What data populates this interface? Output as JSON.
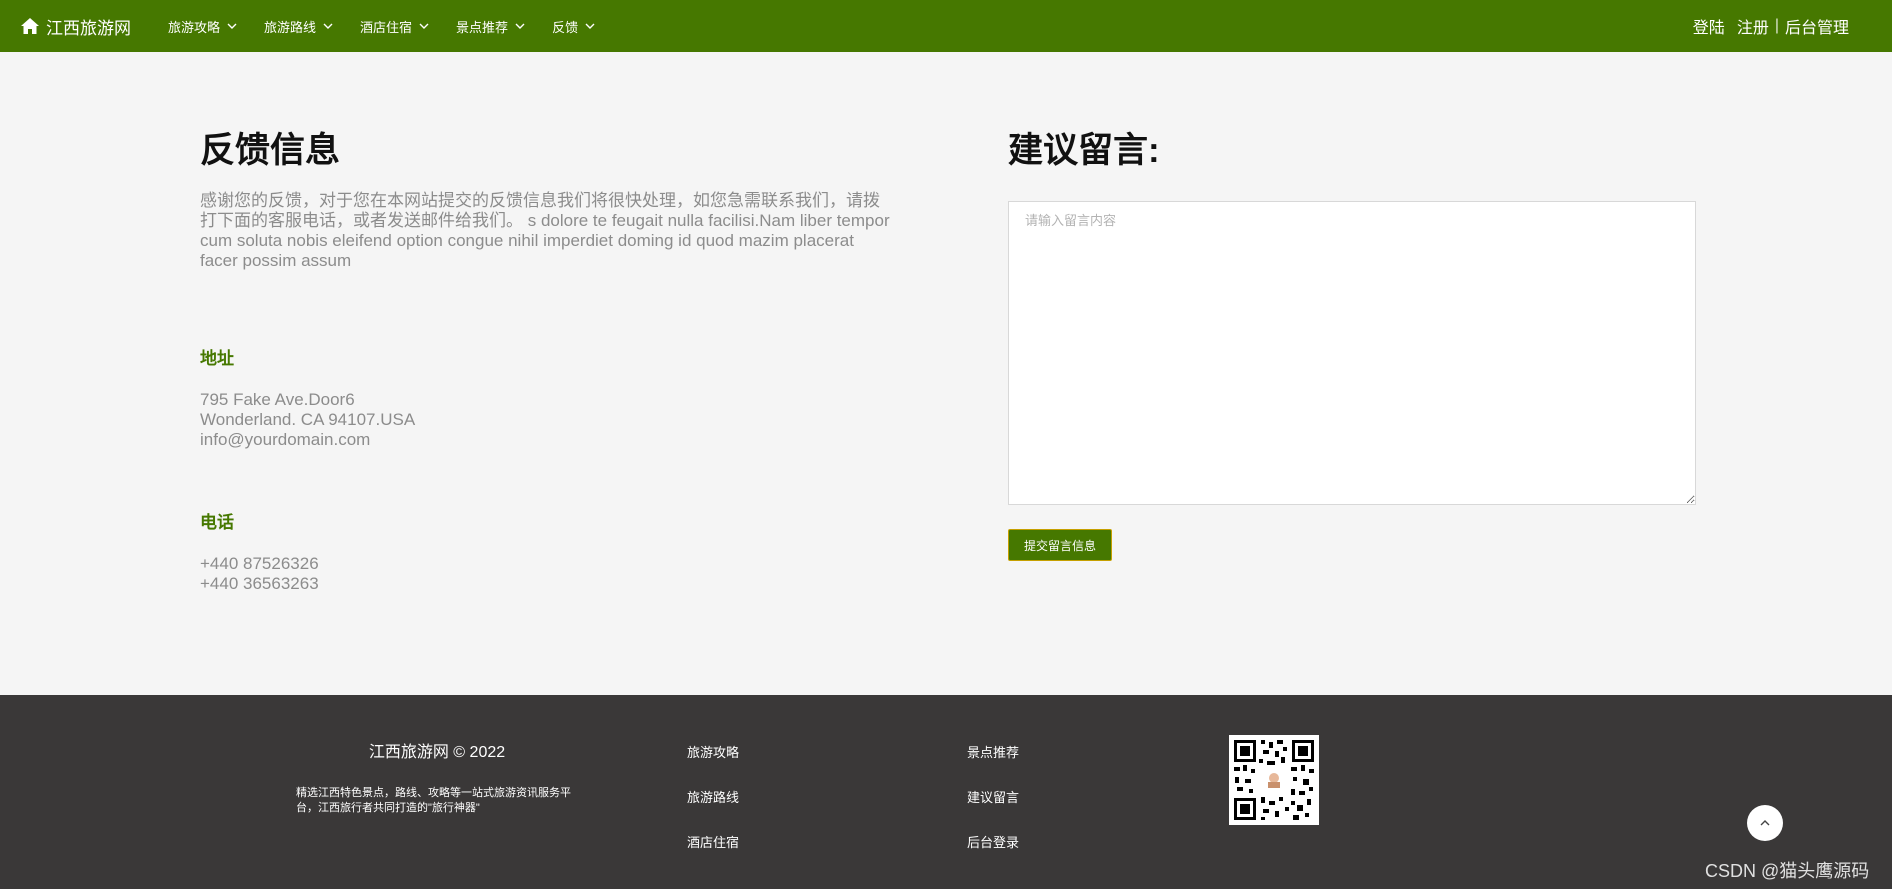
{
  "nav": {
    "brand": "江西旅游网",
    "menu": [
      {
        "label": "旅游攻略"
      },
      {
        "label": "旅游路线"
      },
      {
        "label": "酒店住宿"
      },
      {
        "label": "景点推荐"
      },
      {
        "label": "反馈"
      }
    ],
    "login": "登陆",
    "register": "注册",
    "separator": "|",
    "admin": "后台管理"
  },
  "feedback": {
    "title": "反馈信息",
    "intro": "感谢您的反馈，对于您在本网站提交的反馈信息我们将很快处理，如您急需联系我们，请拨打下面的客服电话，或者发送邮件给我们。 s dolore te feugait nulla facilisi.Nam liber tempor cum soluta nobis eleifend option congue nihil imperdiet doming id quod mazim placerat facer possim assum",
    "address_heading": "地址",
    "address_lines": [
      "795 Fake Ave.Door6",
      "Wonderland. CA 94107.USA",
      "info@yourdomain.com"
    ],
    "phone_heading": "电话",
    "phone_lines": [
      "+440 87526326",
      "+440 36563263"
    ]
  },
  "form": {
    "title": "建议留言:",
    "placeholder": "请输入留言内容",
    "value": "",
    "submit": "提交留言信息"
  },
  "footer": {
    "brand": "江西旅游网 © 2022",
    "description": "精选江西特色景点，路线、攻略等一站式旅游资讯服务平台，江西旅行者共同打造的\"旅行神器\"",
    "links_col1": [
      "旅游攻略",
      "旅游路线",
      "酒店住宿"
    ],
    "links_col2": [
      "景点推荐",
      "建议留言",
      "后台登录"
    ]
  },
  "watermark": "CSDN @猫头鹰源码",
  "colors": {
    "primary": "#467800",
    "footer_bg": "#3a3838",
    "page_bg": "#f5f5f5"
  },
  "icons": [
    "home-icon",
    "chevron-down-icon",
    "qr-code-icon",
    "chevron-up-icon"
  ]
}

AIM OF THE EXERCISE
Omit every picture, then reproduce the rest of the listing exactly.

THE REPLY
What data populates this interface? Output as JSON.
{
  "nav": {
    "brand": "江西旅游网",
    "menu": [
      {
        "label": "旅游攻略"
      },
      {
        "label": "旅游路线"
      },
      {
        "label": "酒店住宿"
      },
      {
        "label": "景点推荐"
      },
      {
        "label": "反馈"
      }
    ],
    "login": "登陆",
    "register": "注册",
    "separator": "|",
    "admin": "后台管理"
  },
  "feedback": {
    "title": "反馈信息",
    "intro": "感谢您的反馈，对于您在本网站提交的反馈信息我们将很快处理，如您急需联系我们，请拨打下面的客服电话，或者发送邮件给我们。 s dolore te feugait nulla facilisi.Nam liber tempor cum soluta nobis eleifend option congue nihil imperdiet doming id quod mazim placerat facer possim assum",
    "address_heading": "地址",
    "address_lines": [
      "795 Fake Ave.Door6",
      "Wonderland. CA 94107.USA",
      "info@yourdomain.com"
    ],
    "phone_heading": "电话",
    "phone_lines": [
      "+440 87526326",
      "+440 36563263"
    ]
  },
  "form": {
    "title": "建议留言:",
    "placeholder": "请输入留言内容",
    "value": "",
    "submit": "提交留言信息"
  },
  "footer": {
    "brand": "江西旅游网 © 2022",
    "description": "精选江西特色景点，路线、攻略等一站式旅游资讯服务平台，江西旅行者共同打造的\"旅行神器\"",
    "links_col1": [
      "旅游攻略",
      "旅游路线",
      "酒店住宿"
    ],
    "links_col2": [
      "景点推荐",
      "建议留言",
      "后台登录"
    ]
  },
  "watermark": "CSDN @猫头鹰源码",
  "colors": {
    "primary": "#467800",
    "footer_bg": "#3a3838",
    "page_bg": "#f5f5f5"
  },
  "icons": [
    "home-icon",
    "chevron-down-icon",
    "qr-code-icon",
    "chevron-up-icon"
  ]
}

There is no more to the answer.